**To do:**
Turn the lines of the listing below into a numbered list, skipping any blank lines. Begin at the line with "filter-option-label: Account Updates" and end after the line with "vertical-divider xyxy=(290,217,291,269)", including both.
--------------------
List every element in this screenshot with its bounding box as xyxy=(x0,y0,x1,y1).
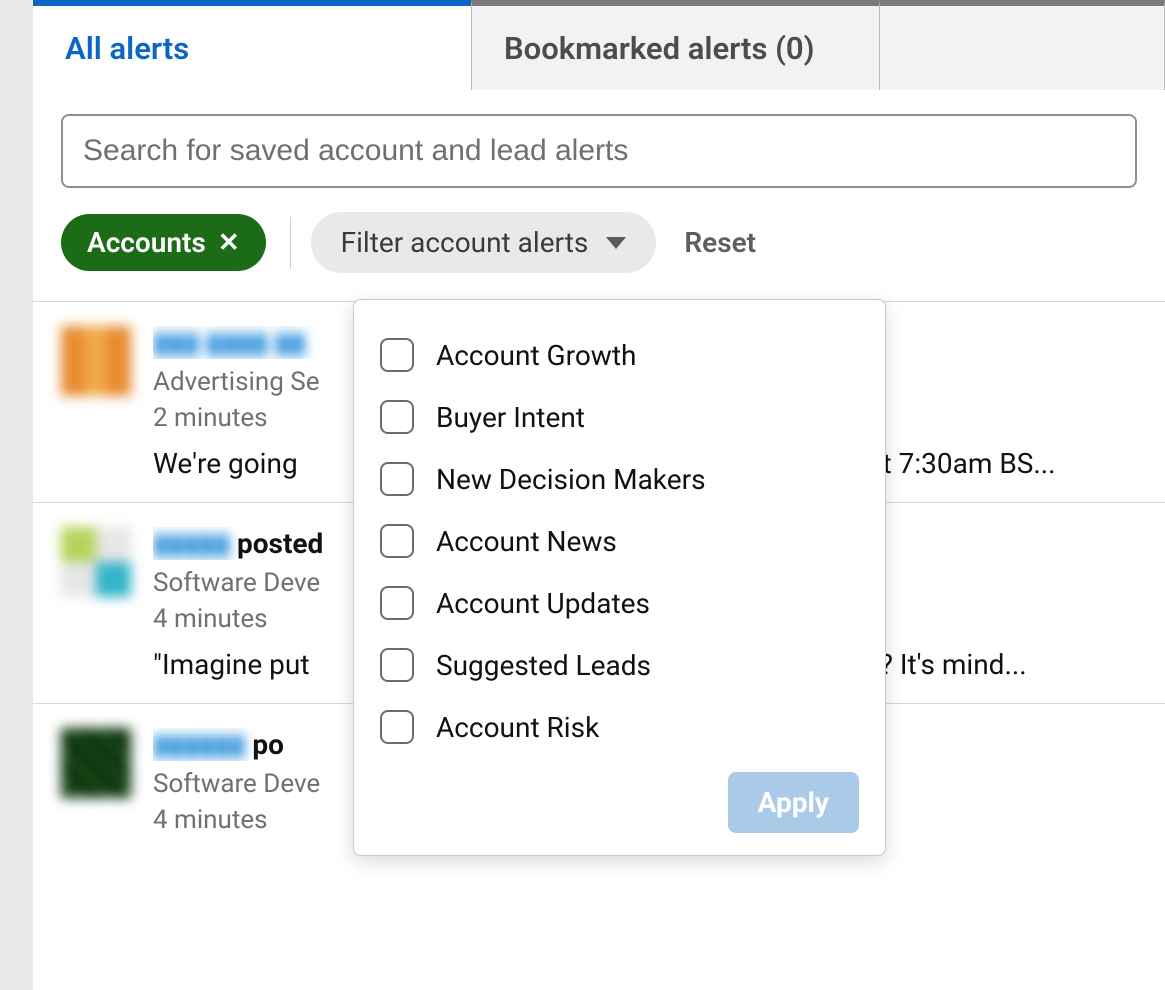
filter-option-label: Account Updates xyxy=(436,587,650,620)
tabs-bar: All alerts Bookmarked alerts (0) xyxy=(33,0,1165,90)
tab-all-alerts[interactable]: All alerts xyxy=(33,0,471,90)
filter-dropdown-popover: Account Growth Buyer Intent New Decision… xyxy=(353,299,886,856)
filter-option-label: Suggested Leads xyxy=(436,649,651,682)
vertical-divider xyxy=(290,217,291,269)
filter-option[interactable]: Suggested Leads xyxy=(380,634,859,696)
tab-remainder xyxy=(880,0,1165,90)
checkbox[interactable] xyxy=(380,524,414,558)
checkbox[interactable] xyxy=(380,338,414,372)
avatar xyxy=(61,728,131,798)
accounts-chip-label: Accounts xyxy=(87,226,206,259)
tab-bookmarked-alerts[interactable]: Bookmarked alerts (0) xyxy=(471,0,880,90)
filter-dropdown-button[interactable]: Filter account alerts xyxy=(311,212,657,273)
filter-row: Accounts ✕ Filter account alerts Reset xyxy=(33,206,1165,301)
accounts-chip[interactable]: Accounts ✕ xyxy=(61,214,266,271)
filter-option-label: Account Risk xyxy=(436,711,599,744)
filter-option[interactable]: Account News xyxy=(380,510,859,572)
close-icon[interactable]: ✕ xyxy=(218,230,240,256)
alert-link[interactable]: ▮▮▮ ▮▮▮▮ ▮▮ xyxy=(153,326,306,359)
filter-option-label: Buyer Intent xyxy=(436,401,585,434)
filter-option-label: New Decision Makers xyxy=(436,463,706,496)
apply-button[interactable]: Apply xyxy=(728,772,859,833)
reset-button[interactable]: Reset xyxy=(684,226,756,259)
alert-link[interactable]: ▮▮▮▮▮ xyxy=(153,527,230,560)
checkbox[interactable] xyxy=(380,586,414,620)
filter-option[interactable]: Account Growth xyxy=(380,324,859,386)
search-input[interactable] xyxy=(61,114,1137,188)
alert-link[interactable]: ▮▮▮▮▮▮ xyxy=(153,728,245,761)
filter-option[interactable]: Account Updates xyxy=(380,572,859,634)
filter-option[interactable]: Buyer Intent xyxy=(380,386,859,448)
checkbox[interactable] xyxy=(380,648,414,682)
filter-option-label: Account Growth xyxy=(436,339,636,372)
filter-option[interactable]: Account Risk xyxy=(380,696,859,758)
filter-option-label: Account News xyxy=(436,525,617,558)
filter-option[interactable]: New Decision Makers xyxy=(380,448,859,510)
checkbox[interactable] xyxy=(380,400,414,434)
avatar xyxy=(61,326,131,396)
checkbox[interactable] xyxy=(380,462,414,496)
avatar xyxy=(61,527,131,597)
checkbox[interactable] xyxy=(380,710,414,744)
chevron-down-icon xyxy=(606,237,626,249)
filter-dropdown-label: Filter account alerts xyxy=(341,226,589,259)
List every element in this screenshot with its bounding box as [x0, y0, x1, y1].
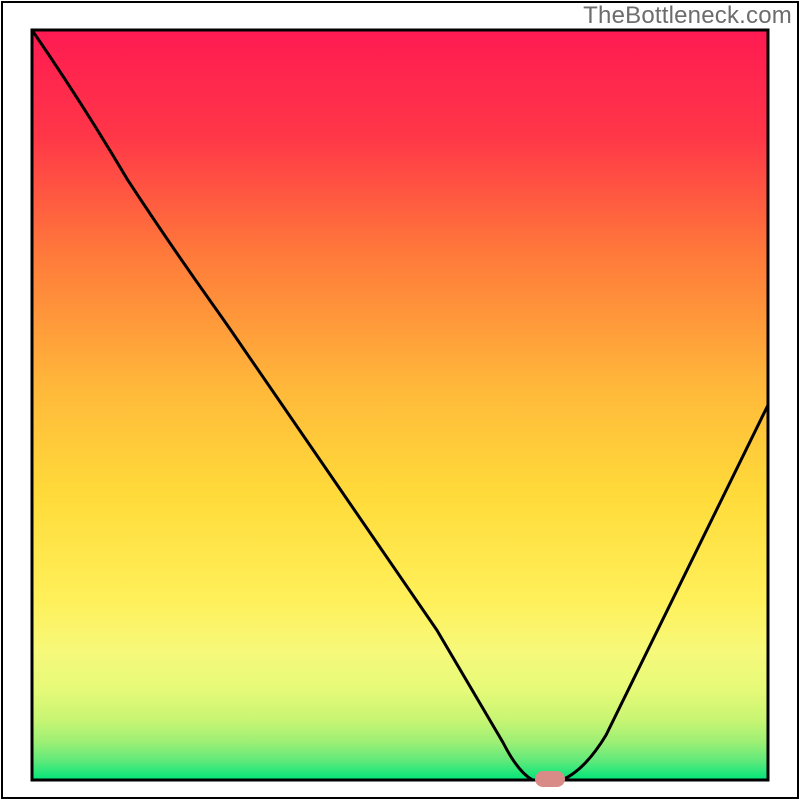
plot-background — [32, 30, 768, 780]
chart-canvas: TheBottleneck.com — [0, 0, 800, 800]
optimal-point-marker — [535, 771, 565, 787]
watermark-text: TheBottleneck.com — [583, 2, 792, 30]
chart-svg — [0, 0, 800, 800]
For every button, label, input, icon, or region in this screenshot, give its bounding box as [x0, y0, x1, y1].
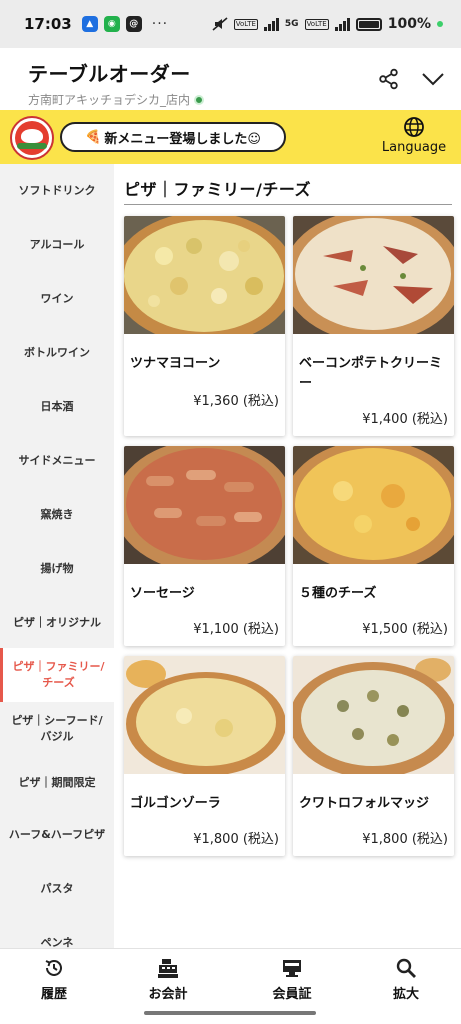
threads-app-icon: @ [125, 16, 142, 32]
product-price: ¥1,400 (税込) [362, 412, 448, 427]
category-alcohol[interactable]: アルコール [0, 218, 114, 272]
category-sake[interactable]: 日本酒 [0, 380, 114, 434]
volte-badge: VoLTE [233, 18, 258, 30]
product-card[interactable]: ５種のチーズ ¥1,500 (税込) [293, 446, 454, 646]
product-name: ゴルゴンゾーラ [130, 796, 221, 811]
product-card[interactable]: ゴルゴンゾーラ ¥1,800 (税込) [124, 656, 285, 856]
restaurant-logo [10, 116, 54, 160]
clock: 17:03 [24, 15, 72, 33]
nav-membership[interactable]: 会員証 [252, 957, 332, 1002]
category-sidebar: ソフトドリンク アルコール ワイン ボトルワイン 日本酒 サイドメニュー 窯焼き… [0, 164, 114, 948]
category-pizza-limited[interactable]: ピザ｜期間限定 [0, 756, 114, 810]
more-notifications: ··· [151, 16, 169, 32]
announcement-text: 新メニュー登場しました☺ [104, 131, 261, 147]
category-fried[interactable]: 揚げ物 [0, 542, 114, 596]
product-name: ベーコンポテトクリーミー [299, 356, 443, 391]
product-name: ソーセージ [130, 586, 195, 601]
category-penne[interactable]: ペンネ [0, 916, 114, 948]
nav-membership-label: 会員証 [272, 987, 312, 1002]
signal-icon [263, 17, 279, 31]
menu-content: ピザ｜ファミリー/チーズ ツナマヨコーン ¥1,360 (税込) ベーコンポテト… [114, 164, 461, 948]
language-label: Language [381, 140, 447, 155]
product-price: ¥1,100 (税込) [193, 622, 279, 637]
category-kiln-baked[interactable]: 窯焼き [0, 488, 114, 542]
section-divider [124, 204, 452, 205]
category-pizza-family-cheese[interactable]: ピザ｜ファミリー/チーズ [0, 648, 114, 702]
line-app-icon: ◉ [103, 16, 120, 32]
pizza-icon: 🍕 [85, 129, 102, 145]
category-pizza-seafood-basil[interactable]: ピザ｜シーフード/バジル [0, 702, 114, 756]
category-side-menu[interactable]: サイドメニュー [0, 434, 114, 488]
nav-checkout[interactable]: お会計 [128, 957, 208, 1002]
product-image [293, 656, 454, 774]
category-pizza-original[interactable]: ピザ｜オリジナル [0, 596, 114, 650]
store-status-dot [194, 94, 205, 105]
category-soft-drink[interactable]: ソフトドリンク [0, 164, 114, 218]
nav-zoom-label: 拡大 [392, 987, 419, 1002]
product-image [124, 656, 285, 774]
category-half-and-half-pizza[interactable]: ハーフ&ハーフピザ [0, 808, 114, 862]
mute-icon [212, 17, 228, 31]
home-indicator[interactable] [144, 1011, 316, 1015]
nav-history[interactable]: 履歴 [14, 957, 94, 1002]
battery-level: 100% [387, 16, 431, 32]
membership-card-icon [283, 960, 301, 977]
notification-app-icon: ▲ [81, 16, 98, 32]
nav-checkout-label: お会計 [148, 987, 188, 1002]
product-name: クワトロフォルマッジ [299, 796, 430, 811]
status-bar: 17:03 ▲ ◉ @ ··· VoLTE 5G VoLTE 100% [0, 0, 461, 48]
section-title: ピザ｜ファミリー/チーズ [124, 180, 312, 199]
network-5g: 5G [284, 19, 299, 29]
announcement-button[interactable]: 🍕 新メニュー登場しました☺ [60, 122, 286, 152]
product-image [293, 446, 454, 564]
product-price: ¥1,800 (税込) [362, 832, 448, 847]
product-price: ¥1,500 (税込) [362, 622, 448, 637]
nav-history-label: 履歴 [40, 987, 67, 1002]
product-price: ¥1,800 (税込) [193, 832, 279, 847]
nav-zoom[interactable]: 拡大 [366, 957, 446, 1002]
globe-icon [404, 117, 424, 137]
store-name-text: 方南町アキッチョデシカ_店内 [28, 93, 191, 107]
register-icon [158, 959, 178, 978]
product-image [124, 446, 285, 564]
product-card[interactable]: ベーコンポテトクリーミー ¥1,400 (税込) [293, 216, 454, 436]
category-pasta[interactable]: パスタ [0, 862, 114, 916]
category-wine[interactable]: ワイン [0, 272, 114, 326]
volte-badge-2: VoLTE [304, 18, 329, 30]
language-button[interactable]: Language [374, 116, 454, 160]
product-card[interactable]: クワトロフォルマッジ ¥1,800 (税込) [293, 656, 454, 856]
product-name: ５種のチーズ [299, 586, 377, 601]
product-image [293, 216, 454, 334]
signal-icon-2 [334, 17, 350, 31]
product-price: ¥1,360 (税込) [193, 394, 279, 409]
zoom-icon [396, 958, 416, 978]
chevron-down-icon [422, 73, 444, 86]
battery-icon [355, 17, 382, 31]
product-image [124, 216, 285, 334]
history-icon [45, 959, 62, 976]
product-name: ツナマヨコーン [130, 356, 221, 371]
collapse-button[interactable] [420, 66, 446, 92]
store-name: 方南町アキッチョデシカ_店内 [28, 91, 461, 108]
share-icon [379, 68, 398, 90]
privacy-dot [437, 21, 443, 27]
product-card[interactable]: ソーセージ ¥1,100 (税込) [124, 446, 285, 646]
promo-banner: 🍕 新メニュー登場しました☺ Language [0, 110, 461, 164]
product-card[interactable]: ツナマヨコーン ¥1,360 (税込) [124, 216, 285, 436]
app-header: テーブルオーダー 方南町アキッチョデシカ_店内 [0, 48, 461, 110]
share-button[interactable] [376, 66, 402, 92]
category-bottle-wine[interactable]: ボトルワイン [0, 326, 114, 380]
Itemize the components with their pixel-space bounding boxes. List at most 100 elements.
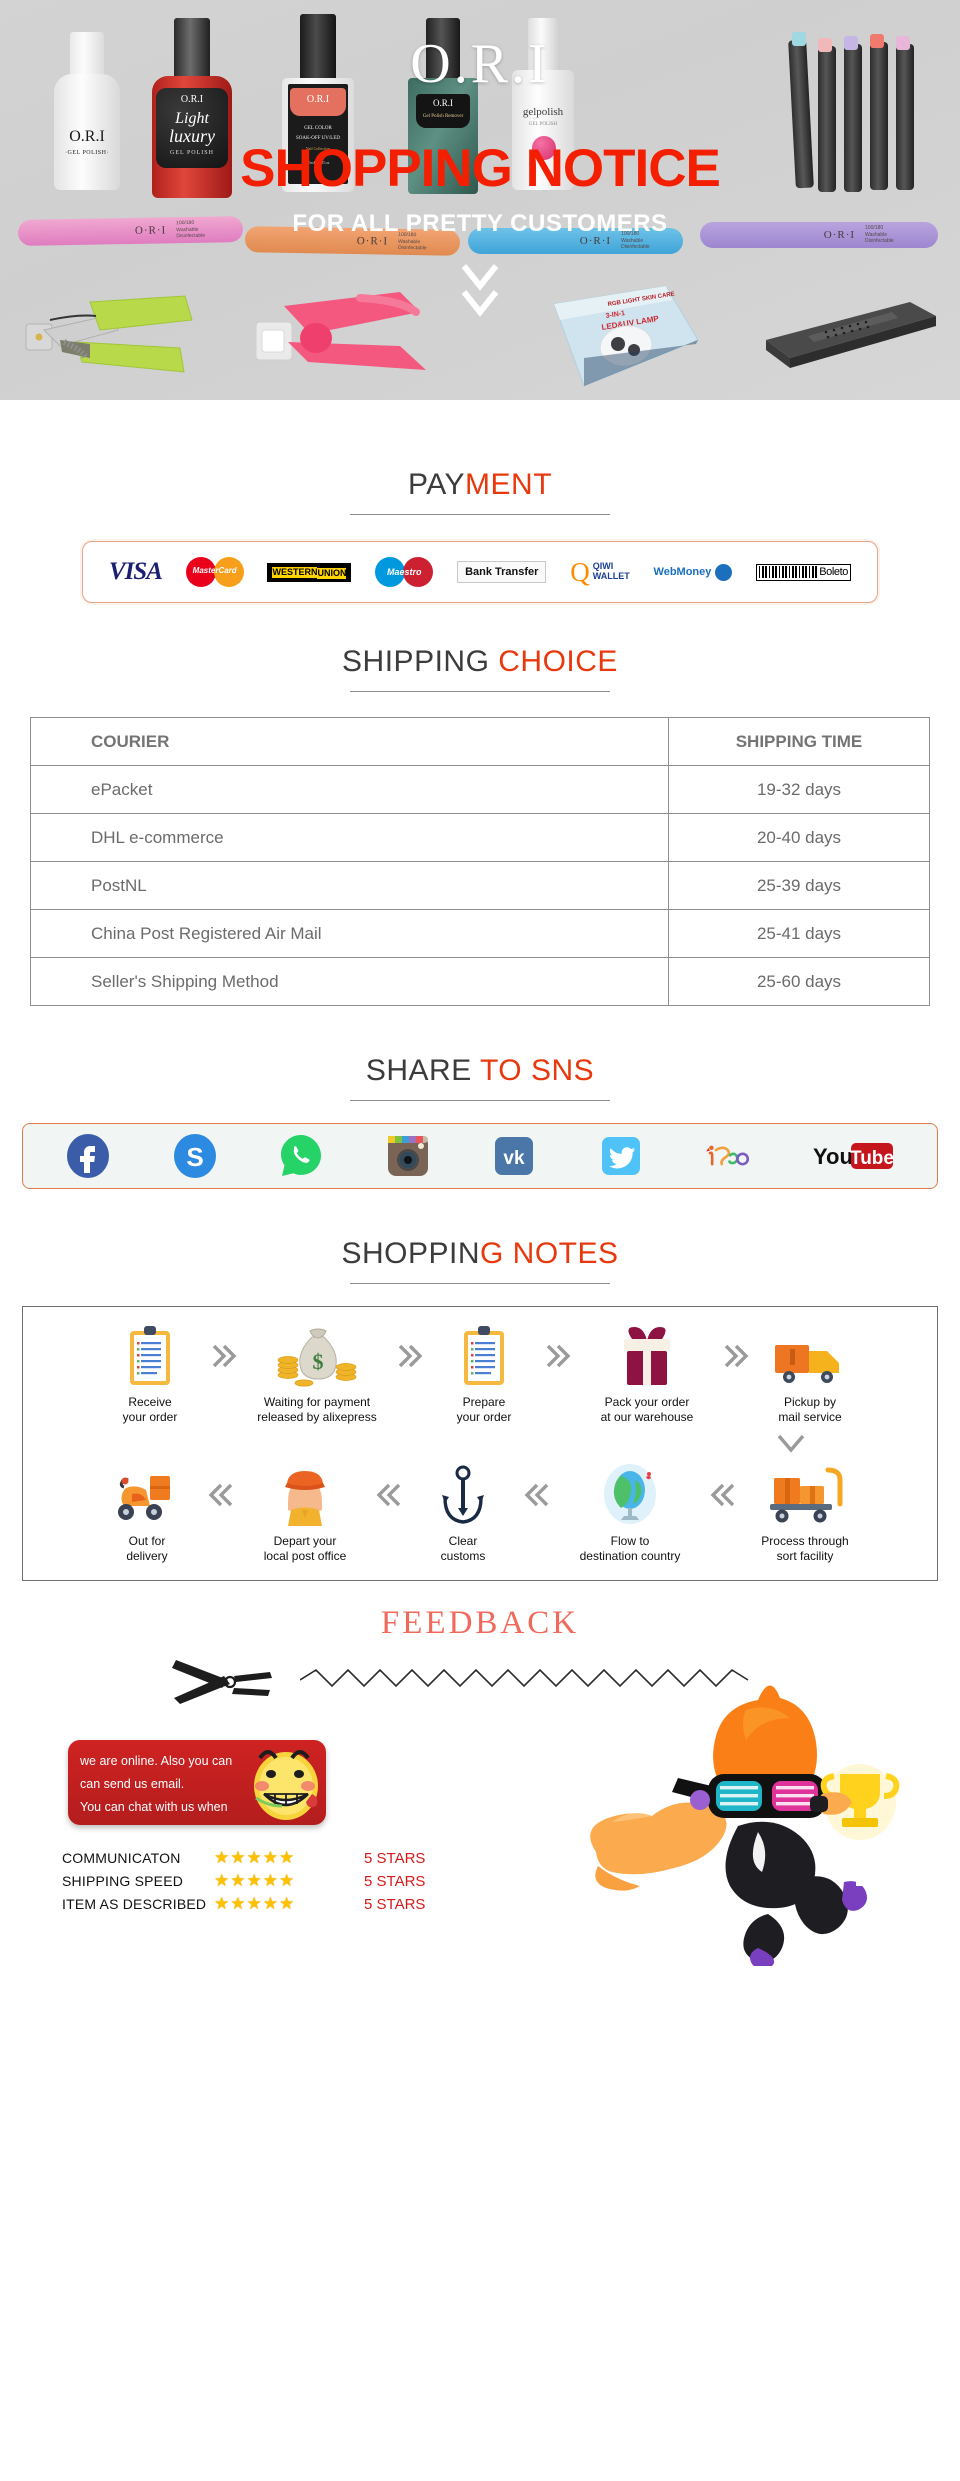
--------------------
**Finished exercise:**
1. filter-option-label: Account Updates xyxy=(436,587,650,620)
2. tabs-bar: All alerts Bookmarked alerts (0) xyxy=(33,0,1165,90)
3. tab-all-alerts[interactable]: All alerts xyxy=(33,0,471,90)
4. filter-dropdown-popover: Account Growth Buyer Intent New Decision… xyxy=(353,299,886,856)
5. filter-option-label: Suggested Leads xyxy=(436,649,651,682)
6. vertical-divider xyxy=(290,217,291,269)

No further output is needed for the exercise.